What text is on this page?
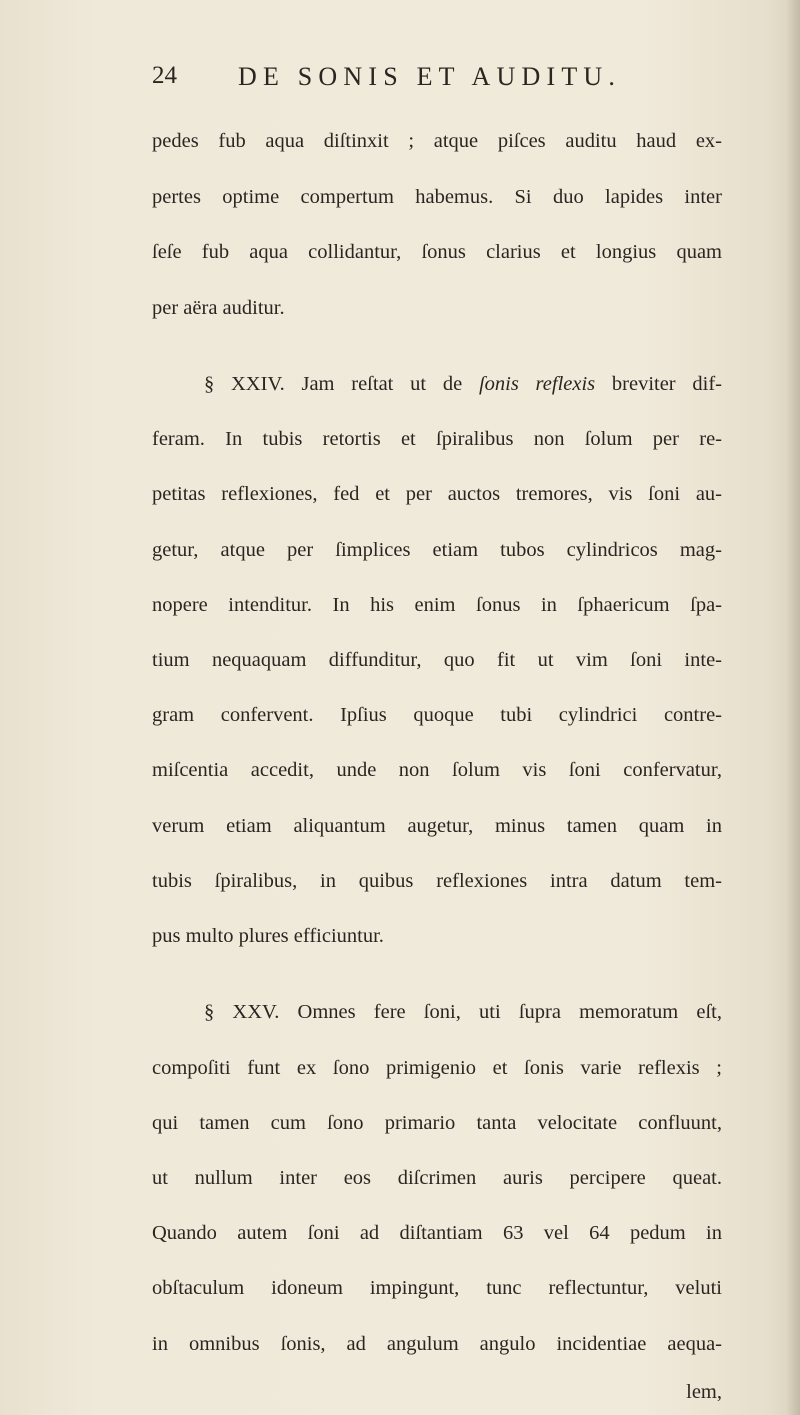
24 DE SONIS ET AUDITU.
pedes fub aqua diſtinxit ; atque piſces auditu haud ex-
pertes optime compertum habemus. Si duo lapides inter
ſeſe fub aqua collidantur, ſonus clarius et longius quam
per aëra auditur.
§ XXIV. Jam reſtat ut de ſonis reflexis breviter dif-
feram. In tubis retortis et ſpiralibus non ſolum per re-
petitas reflexiones, fed et per auctos tremores, vis ſoni au-
getur, atque per ſimplices etiam tubos cylindricos mag-
nopere intenditur. In his enim ſonus in ſphaericum ſpa-
tium nequaquam diffunditur, quo fit ut vim ſoni inte-
gram confervent. Ipſius quoque tubi cylindrici contre-
miſcentia accedit, unde non ſolum vis ſoni confervatur,
verum etiam aliquantum augetur, minus tamen quam in
tubis ſpiralibus, in quibus reflexiones intra datum tem-
pus multo plures efficiuntur.
§ XXV. Omnes fere ſoni, uti ſupra memoratum eſt,
compoſiti funt ex ſono primigenio et ſonis varie reflexis ;
qui tamen cum ſono primario tanta velocitate confluunt,
ut nullum inter eos diſcrimen auris percipere queat.
Quando autem ſoni ad diſtantiam 63 vel 64 pedum in
obſtaculum idoneum impingunt, tunc reflectuntur, veluti
in omnibus ſonis, ad angulum angulo incidentiae aequa-
lem,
■ ■ ■ ■
### [Do this]
Return all of the entries exactly as written, but drop any pictures they hold.

### [Solution to the exercise]
What text is on this page?
24 DE SONIS ET AUDITU.
pedes fub aqua diſtinxit ; atque piſces auditu haud ex-
pertes optime compertum habemus. Si duo lapides inter
ſeſe fub aqua collidantur, ſonus clarius et longius quam
per aëra auditur.
§ XXIV. Jam reſtat ut de ſonis reflexis breviter dif-
feram. In tubis retortis et ſpiralibus non ſolum per re-
petitas reflexiones, fed et per auctos tremores, vis ſoni au-
getur, atque per ſimplices etiam tubos cylindricos mag-
nopere intenditur. In his enim ſonus in ſphaericum ſpa-
tium nequaquam diffunditur, quo fit ut vim ſoni inte-
gram confervent. Ipſius quoque tubi cylindrici contre-
miſcentia accedit, unde non ſolum vis ſoni confervatur,
verum etiam aliquantum augetur, minus tamen quam in
tubis ſpiralibus, in quibus reflexiones intra datum tem-
pus multo plures efficiuntur.
§ XXV. Omnes fere ſoni, uti ſupra memoratum eſt,
compoſiti funt ex ſono primigenio et ſonis varie reflexis ;
qui tamen cum ſono primario tanta velocitate confluunt,
ut nullum inter eos diſcrimen auris percipere queat.
Quando autem ſoni ad diſtantiam 63 vel 64 pedum in
obſtaculum idoneum impingunt, tunc reflectuntur, veluti
in omnibus ſonis, ad angulum angulo incidentiae aequa-
lem,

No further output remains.